## Problem description
The data below is to be returned in full and exactly.

## Dataset rows
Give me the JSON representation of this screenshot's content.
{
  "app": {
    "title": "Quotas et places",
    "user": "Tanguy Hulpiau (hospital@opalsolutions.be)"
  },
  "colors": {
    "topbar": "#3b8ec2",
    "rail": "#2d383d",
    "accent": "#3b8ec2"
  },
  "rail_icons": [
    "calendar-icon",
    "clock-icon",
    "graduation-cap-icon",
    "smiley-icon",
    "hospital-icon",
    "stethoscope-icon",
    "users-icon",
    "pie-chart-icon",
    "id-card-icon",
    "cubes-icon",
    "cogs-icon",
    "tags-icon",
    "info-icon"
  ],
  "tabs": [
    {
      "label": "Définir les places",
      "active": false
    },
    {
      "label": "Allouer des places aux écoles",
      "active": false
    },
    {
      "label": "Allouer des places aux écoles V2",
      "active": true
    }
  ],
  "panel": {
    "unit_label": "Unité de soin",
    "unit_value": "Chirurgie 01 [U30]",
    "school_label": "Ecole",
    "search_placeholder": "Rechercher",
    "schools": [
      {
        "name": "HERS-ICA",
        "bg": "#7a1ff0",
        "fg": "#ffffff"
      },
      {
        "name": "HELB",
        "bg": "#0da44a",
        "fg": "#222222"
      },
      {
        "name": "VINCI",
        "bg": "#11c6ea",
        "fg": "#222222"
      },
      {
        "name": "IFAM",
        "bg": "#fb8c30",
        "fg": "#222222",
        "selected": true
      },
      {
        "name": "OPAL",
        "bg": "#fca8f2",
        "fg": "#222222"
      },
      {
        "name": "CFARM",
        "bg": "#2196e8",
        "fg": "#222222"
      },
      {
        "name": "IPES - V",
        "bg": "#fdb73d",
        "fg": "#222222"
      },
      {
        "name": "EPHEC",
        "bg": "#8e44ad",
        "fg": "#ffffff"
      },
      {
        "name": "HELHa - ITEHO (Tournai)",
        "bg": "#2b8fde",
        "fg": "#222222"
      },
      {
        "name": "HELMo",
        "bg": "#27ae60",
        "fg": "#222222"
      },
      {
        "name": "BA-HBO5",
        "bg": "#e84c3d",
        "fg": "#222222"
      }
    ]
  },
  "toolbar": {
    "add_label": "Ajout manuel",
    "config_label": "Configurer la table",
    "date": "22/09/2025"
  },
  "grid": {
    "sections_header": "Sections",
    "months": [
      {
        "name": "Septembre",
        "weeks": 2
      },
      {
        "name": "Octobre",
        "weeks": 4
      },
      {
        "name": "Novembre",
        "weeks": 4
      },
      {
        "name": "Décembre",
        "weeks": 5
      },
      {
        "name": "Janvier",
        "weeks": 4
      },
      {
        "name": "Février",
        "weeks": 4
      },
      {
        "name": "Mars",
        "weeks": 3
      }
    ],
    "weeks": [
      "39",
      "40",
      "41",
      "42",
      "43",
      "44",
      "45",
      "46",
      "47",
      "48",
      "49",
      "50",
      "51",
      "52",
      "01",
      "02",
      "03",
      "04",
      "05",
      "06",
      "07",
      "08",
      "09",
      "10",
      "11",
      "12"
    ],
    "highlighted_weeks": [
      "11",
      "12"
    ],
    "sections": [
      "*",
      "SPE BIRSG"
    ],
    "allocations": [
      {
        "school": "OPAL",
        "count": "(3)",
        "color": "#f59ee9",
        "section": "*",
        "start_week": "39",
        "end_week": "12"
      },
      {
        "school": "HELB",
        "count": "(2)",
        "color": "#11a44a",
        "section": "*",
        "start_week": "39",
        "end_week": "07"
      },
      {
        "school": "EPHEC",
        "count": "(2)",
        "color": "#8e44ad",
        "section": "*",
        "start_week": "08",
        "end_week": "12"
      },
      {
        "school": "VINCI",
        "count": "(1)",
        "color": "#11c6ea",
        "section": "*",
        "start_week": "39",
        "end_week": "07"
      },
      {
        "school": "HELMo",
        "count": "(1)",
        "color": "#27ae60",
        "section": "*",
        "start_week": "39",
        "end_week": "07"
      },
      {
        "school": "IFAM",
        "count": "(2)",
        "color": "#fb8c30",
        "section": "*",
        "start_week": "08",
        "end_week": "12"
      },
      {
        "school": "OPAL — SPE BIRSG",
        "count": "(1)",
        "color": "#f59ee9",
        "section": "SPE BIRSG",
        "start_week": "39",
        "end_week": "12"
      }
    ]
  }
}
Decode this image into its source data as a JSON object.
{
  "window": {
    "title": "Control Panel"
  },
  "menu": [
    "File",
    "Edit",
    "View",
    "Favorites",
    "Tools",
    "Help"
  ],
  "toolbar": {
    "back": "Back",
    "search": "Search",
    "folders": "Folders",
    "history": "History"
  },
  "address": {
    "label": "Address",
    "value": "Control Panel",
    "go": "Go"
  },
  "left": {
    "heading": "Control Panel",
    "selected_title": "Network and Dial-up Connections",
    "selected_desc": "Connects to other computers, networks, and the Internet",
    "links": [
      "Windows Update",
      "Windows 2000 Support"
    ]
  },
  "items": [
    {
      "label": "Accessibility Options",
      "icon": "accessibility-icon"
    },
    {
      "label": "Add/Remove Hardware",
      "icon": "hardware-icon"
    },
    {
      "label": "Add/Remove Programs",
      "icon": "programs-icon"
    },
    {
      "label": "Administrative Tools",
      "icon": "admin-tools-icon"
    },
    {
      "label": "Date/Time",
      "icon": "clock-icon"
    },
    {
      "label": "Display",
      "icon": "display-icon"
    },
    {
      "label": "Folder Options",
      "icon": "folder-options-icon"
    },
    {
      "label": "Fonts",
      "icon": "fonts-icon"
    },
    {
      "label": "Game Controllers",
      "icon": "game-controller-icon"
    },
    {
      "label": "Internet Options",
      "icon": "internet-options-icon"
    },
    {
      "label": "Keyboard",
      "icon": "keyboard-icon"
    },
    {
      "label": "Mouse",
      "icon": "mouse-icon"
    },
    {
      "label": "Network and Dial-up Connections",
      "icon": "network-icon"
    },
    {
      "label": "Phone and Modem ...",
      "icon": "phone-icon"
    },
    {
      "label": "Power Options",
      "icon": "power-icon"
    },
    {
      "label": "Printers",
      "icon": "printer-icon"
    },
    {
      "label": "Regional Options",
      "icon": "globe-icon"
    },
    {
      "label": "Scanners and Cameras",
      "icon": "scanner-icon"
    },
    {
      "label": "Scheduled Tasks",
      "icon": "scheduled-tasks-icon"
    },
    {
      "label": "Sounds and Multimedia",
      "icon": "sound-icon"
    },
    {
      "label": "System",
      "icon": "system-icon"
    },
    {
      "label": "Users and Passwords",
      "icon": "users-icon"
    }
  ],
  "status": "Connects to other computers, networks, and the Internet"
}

## Task output
Give me the JSON representation of this screenshot's content.
{
  "app": {
    "title": "Quotas et places",
    "user": "Tanguy Hulpiau (hospital@opalsolutions.be)"
  },
  "colors": {
    "topbar": "#3b8ec2",
    "rail": "#2d383d",
    "accent": "#3b8ec2"
  },
  "rail_icons": [
    "calendar-icon",
    "clock-icon",
    "graduation-cap-icon",
    "smiley-icon",
    "hospital-icon",
    "stethoscope-icon",
    "users-icon",
    "pie-chart-icon",
    "id-card-icon",
    "cubes-icon",
    "cogs-icon",
    "tags-icon",
    "info-icon"
  ],
  "tabs": [
    {
      "label": "Définir les places",
      "active": false
    },
    {
      "label": "Allouer des places aux écoles",
      "active": false
    },
    {
      "label": "Allouer des places aux écoles V2",
      "active": true
    }
  ],
  "panel": {
    "unit_label": "Unité de soin",
    "unit_value": "Chirurgie 01 [U30]",
    "school_label": "Ecole",
    "search_placeholder": "Rechercher",
    "schools": [
      {
        "name": "HERS-ICA",
        "bg": "#7a1ff0",
        "fg": "#ffffff"
      },
      {
        "name": "HELB",
        "bg": "#0da44a",
        "fg": "#222222"
      },
      {
        "name": "VINCI",
        "bg": "#11c6ea",
        "fg": "#222222"
      },
      {
        "name": "IFAM",
        "bg": "#fb8c30",
        "fg": "#222222",
        "selected": true
      },
      {
        "name": "OPAL",
        "bg": "#fca8f2",
        "fg": "#222222"
      },
      {
        "name": "CFARM",
        "bg": "#2196e8",
        "fg": "#222222"
      },
      {
        "name": "IPES - V",
        "bg": "#fdb73d",
        "fg": "#222222"
      },
      {
        "name": "EPHEC",
        "bg": "#8e44ad",
        "fg": "#ffffff"
      },
      {
        "name": "HELHa - ITEHO (Tournai)",
        "bg": "#2b8fde",
        "fg": "#222222"
      },
      {
        "name": "HELMo",
        "bg": "#27ae60",
        "fg": "#222222"
      },
      {
        "name": "BA-HBO5",
        "bg": "#e84c3d",
        "fg": "#222222"
      }
    ]
  },
  "toolbar": {
    "add_label": "Ajout manuel",
    "config_label": "Configurer la table",
    "date": "22/09/2025"
  },
  "grid": {
    "sections_header": "Sections",
    "months": [
      {
        "name": "Septembre",
        "weeks": 2
      },
      {
        "name": "Octobre",
        "weeks": 4
      },
      {
        "name": "Novembre",
        "weeks": 4
      },
      {
        "name": "Décembre",
        "weeks": 5
      },
      {
        "name": "Janvier",
        "weeks": 4
      },
      {
        "name": "Février",
        "weeks": 4
      },
      {
        "name": "Mars",
        "weeks": 3
      }
    ],
    "weeks": [
      "39",
      "40",
      "41",
      "42",
      "43",
      "44",
      "45",
      "46",
      "47",
      "48",
      "49",
      "50",
      "51",
      "52",
      "01",
      "02",
      "03",
      "04",
      "05",
      "06",
      "07",
      "08",
      "09",
      "10",
      "11",
      "12"
    ],
    "highlighted_weeks": [
      "11",
      "12"
    ],
    "sections": [
      "*",
      "SPE BIRSG"
    ],
    "allocations": [
      {
        "school": "OPAL",
        "count": "(3)",
        "color": "#f59ee9",
        "section": "*",
        "start_week": "39",
        "end_week": "12"
      },
      {
        "school": "HELB",
        "count": "(2)",
        "color": "#11a44a",
        "section": "*",
        "start_week": "39",
        "end_week": "07"
      },
      {
        "school": "EPHEC",
        "count": "(2)",
        "color": "#8e44ad",
        "section": "*",
        "start_week": "08",
        "end_week": "12"
      },
      {
        "school": "VINCI",
        "count": "(1)",
        "color": "#11c6ea",
        "section": "*",
        "start_week": "39",
        "end_week": "07"
      },
      {
        "school": "HELMo",
        "count": "(1)",
        "color": "#27ae60",
        "section": "*",
        "start_week": "39",
        "end_week": "07"
      },
      {
        "school": "IFAM",
        "count": "(2)",
        "color": "#fb8c30",
        "section": "*",
        "start_week": "08",
        "end_week": "12"
      },
      {
        "school": "OPAL — SPE BIRSG",
        "count": "(1)",
        "color": "#f59ee9",
        "section": "SPE BIRSG",
        "start_week": "39",
        "end_week": "12"
      }
    ]
  }
}
Decode this image into its source data as a JSON object.
{
  "window": {
    "title": "Control Panel"
  },
  "menu": [
    "File",
    "Edit",
    "View",
    "Favorites",
    "Tools",
    "Help"
  ],
  "toolbar": {
    "back": "Back",
    "search": "Search",
    "folders": "Folders",
    "history": "History"
  },
  "address": {
    "label": "Address",
    "value": "Control Panel",
    "go": "Go"
  },
  "left": {
    "heading": "Control Panel",
    "selected_title": "Network and Dial-up Connections",
    "selected_desc": "Connects to other computers, networks, and the Internet",
    "links": [
      "Windows Update",
      "Windows 2000 Support"
    ]
  },
  "items": [
    {
      "label": "Accessibility Options",
      "icon": "accessibility-icon"
    },
    {
      "label": "Add/Remove Hardware",
      "icon": "hardware-icon"
    },
    {
      "label": "Add/Remove Programs",
      "icon": "programs-icon"
    },
    {
      "label": "Administrative Tools",
      "icon": "admin-tools-icon"
    },
    {
      "label": "Date/Time",
      "icon": "clock-icon"
    },
    {
      "label": "Display",
      "icon": "display-icon"
    },
    {
      "label": "Folder Options",
      "icon": "folder-options-icon"
    },
    {
      "label": "Fonts",
      "icon": "fonts-icon"
    },
    {
      "label": "Game Controllers",
      "icon": "game-controller-icon"
    },
    {
      "label": "Internet Options",
      "icon": "internet-options-icon"
    },
    {
      "label": "Keyboard",
      "icon": "keyboard-icon"
    },
    {
      "label": "Mouse",
      "icon": "mouse-icon"
    },
    {
      "label": "Network and Dial-up Connections",
      "icon": "network-icon"
    },
    {
      "label": "Phone and Modem ...",
      "icon": "phone-icon"
    },
    {
      "label": "Power Options",
      "icon": "power-icon"
    },
    {
      "label": "Printers",
      "icon": "printer-icon"
    },
    {
      "label": "Regional Options",
      "icon": "globe-icon"
    },
    {
      "label": "Scanners and Cameras",
      "icon": "scanner-icon"
    },
    {
      "label": "Scheduled Tasks",
      "icon": "scheduled-tasks-icon"
    },
    {
      "label": "Sounds and Multimedia",
      "icon": "sound-icon"
    },
    {
      "label": "System",
      "icon": "system-icon"
    },
    {
      "label": "Users and Passwords",
      "icon": "users-icon"
    }
  ],
  "status": "Connects to other computers, networks, and the Internet"
}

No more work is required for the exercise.